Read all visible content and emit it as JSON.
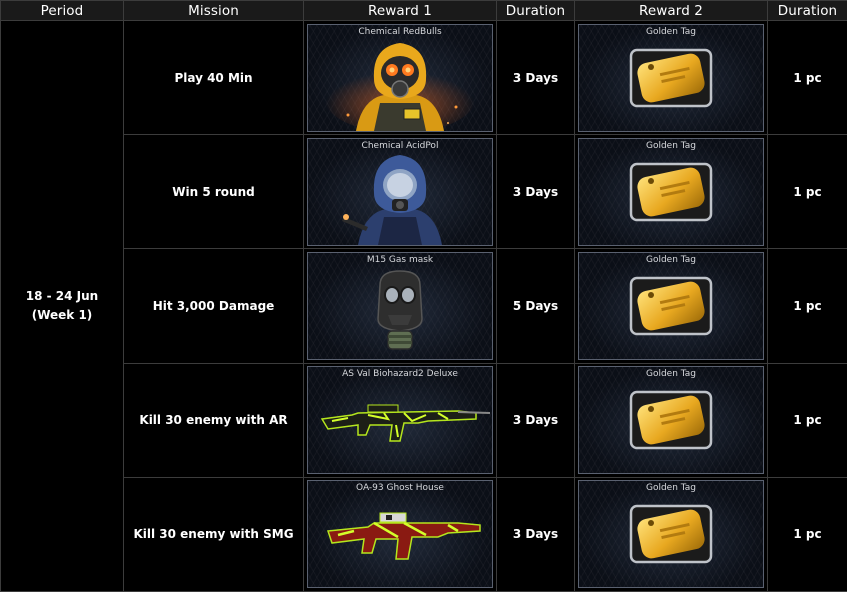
{
  "headers": {
    "period": "Period",
    "mission": "Mission",
    "reward1": "Reward 1",
    "duration1": "Duration",
    "reward2": "Reward 2",
    "duration2": "Duration"
  },
  "period": {
    "line1": "18 - 24 Jun",
    "line2": "(Week 1)"
  },
  "rows": [
    {
      "mission": "Play 40 Min",
      "reward1": {
        "name": "Chemical RedBulls",
        "icon": "hazmat-red-soldier-icon"
      },
      "duration1": "3 Days",
      "reward2": {
        "name": "Golden Tag",
        "icon": "golden-tag-icon"
      },
      "duration2": "1 pc"
    },
    {
      "mission": "Win 5 round",
      "reward1": {
        "name": "Chemical AcidPol",
        "icon": "hazmat-blue-soldier-icon"
      },
      "duration1": "3 Days",
      "reward2": {
        "name": "Golden Tag",
        "icon": "golden-tag-icon"
      },
      "duration2": "1 pc"
    },
    {
      "mission": "Hit 3,000 Damage",
      "reward1": {
        "name": "M15 Gas mask",
        "icon": "gas-mask-icon"
      },
      "duration1": "5 Days",
      "reward2": {
        "name": "Golden Tag",
        "icon": "golden-tag-icon"
      },
      "duration2": "1 pc"
    },
    {
      "mission": "Kill 30 enemy with AR",
      "reward1": {
        "name": "AS Val Biohazard2 Deluxe",
        "icon": "assault-rifle-icon"
      },
      "duration1": "3 Days",
      "reward2": {
        "name": "Golden Tag",
        "icon": "golden-tag-icon"
      },
      "duration2": "1 pc"
    },
    {
      "mission": "Kill 30 enemy with SMG",
      "reward1": {
        "name": "OA-93 Ghost House",
        "icon": "submachine-gun-icon"
      },
      "duration1": "3 Days",
      "reward2": {
        "name": "Golden Tag",
        "icon": "golden-tag-icon"
      },
      "duration2": "1 pc"
    }
  ],
  "colors": {
    "background": "#000000",
    "border": "#3c3c3c",
    "text": "#ffffff",
    "gold": "#e8a820",
    "toxic_green": "#b5e61d"
  }
}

══════

• Aim of the exercise
Set down every entry word for word, but omit the pictures.

• Exercise output
Read all visible content and emit it as JSON.
{
  "headers": {
    "period": "Period",
    "mission": "Mission",
    "reward1": "Reward 1",
    "duration1": "Duration",
    "reward2": "Reward 2",
    "duration2": "Duration"
  },
  "period": {
    "line1": "18 - 24 Jun",
    "line2": "(Week 1)"
  },
  "rows": [
    {
      "mission": "Play 40 Min",
      "reward1": {
        "name": "Chemical RedBulls",
        "icon": "hazmat-red-soldier-icon"
      },
      "duration1": "3 Days",
      "reward2": {
        "name": "Golden Tag",
        "icon": "golden-tag-icon"
      },
      "duration2": "1 pc"
    },
    {
      "mission": "Win 5 round",
      "reward1": {
        "name": "Chemical AcidPol",
        "icon": "hazmat-blue-soldier-icon"
      },
      "duration1": "3 Days",
      "reward2": {
        "name": "Golden Tag",
        "icon": "golden-tag-icon"
      },
      "duration2": "1 pc"
    },
    {
      "mission": "Hit 3,000 Damage",
      "reward1": {
        "name": "M15 Gas mask",
        "icon": "gas-mask-icon"
      },
      "duration1": "5 Days",
      "reward2": {
        "name": "Golden Tag",
        "icon": "golden-tag-icon"
      },
      "duration2": "1 pc"
    },
    {
      "mission": "Kill 30 enemy with AR",
      "reward1": {
        "name": "AS Val Biohazard2 Deluxe",
        "icon": "assault-rifle-icon"
      },
      "duration1": "3 Days",
      "reward2": {
        "name": "Golden Tag",
        "icon": "golden-tag-icon"
      },
      "duration2": "1 pc"
    },
    {
      "mission": "Kill 30 enemy with SMG",
      "reward1": {
        "name": "OA-93 Ghost House",
        "icon": "submachine-gun-icon"
      },
      "duration1": "3 Days",
      "reward2": {
        "name": "Golden Tag",
        "icon": "golden-tag-icon"
      },
      "duration2": "1 pc"
    }
  ],
  "colors": {
    "background": "#000000",
    "border": "#3c3c3c",
    "text": "#ffffff",
    "gold": "#e8a820",
    "toxic_green": "#b5e61d"
  }
}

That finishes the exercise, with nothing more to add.